Start THE RECORDS

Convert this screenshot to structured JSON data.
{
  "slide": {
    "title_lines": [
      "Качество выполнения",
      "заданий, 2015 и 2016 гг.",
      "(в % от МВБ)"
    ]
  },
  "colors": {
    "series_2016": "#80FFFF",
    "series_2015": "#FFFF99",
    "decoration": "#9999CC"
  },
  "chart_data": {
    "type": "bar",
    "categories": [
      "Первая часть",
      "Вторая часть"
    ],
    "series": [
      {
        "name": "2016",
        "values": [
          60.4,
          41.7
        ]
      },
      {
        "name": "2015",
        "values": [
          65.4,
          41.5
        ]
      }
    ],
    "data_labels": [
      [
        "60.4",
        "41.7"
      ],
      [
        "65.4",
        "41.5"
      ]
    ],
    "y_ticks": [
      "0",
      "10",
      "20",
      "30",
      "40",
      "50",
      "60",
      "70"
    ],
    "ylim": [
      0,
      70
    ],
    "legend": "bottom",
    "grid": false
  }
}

End THE RECORDS

▶ EXERCISE DIRECTIONS
Exactly reproduce every record.

▶ RESPONSE BELOW
Convert this screenshot to structured JSON data.
{
  "slide": {
    "title_lines": [
      "Качество выполнения",
      "заданий, 2015 и 2016 гг.",
      "(в % от МВБ)"
    ]
  },
  "colors": {
    "series_2016": "#80FFFF",
    "series_2015": "#FFFF99",
    "decoration": "#9999CC"
  },
  "chart_data": {
    "type": "bar",
    "categories": [
      "Первая часть",
      "Вторая часть"
    ],
    "series": [
      {
        "name": "2016",
        "values": [
          60.4,
          41.7
        ]
      },
      {
        "name": "2015",
        "values": [
          65.4,
          41.5
        ]
      }
    ],
    "data_labels": [
      [
        "60.4",
        "41.7"
      ],
      [
        "65.4",
        "41.5"
      ]
    ],
    "y_ticks": [
      "0",
      "10",
      "20",
      "30",
      "40",
      "50",
      "60",
      "70"
    ],
    "ylim": [
      0,
      70
    ],
    "legend": "bottom",
    "grid": false
  }
}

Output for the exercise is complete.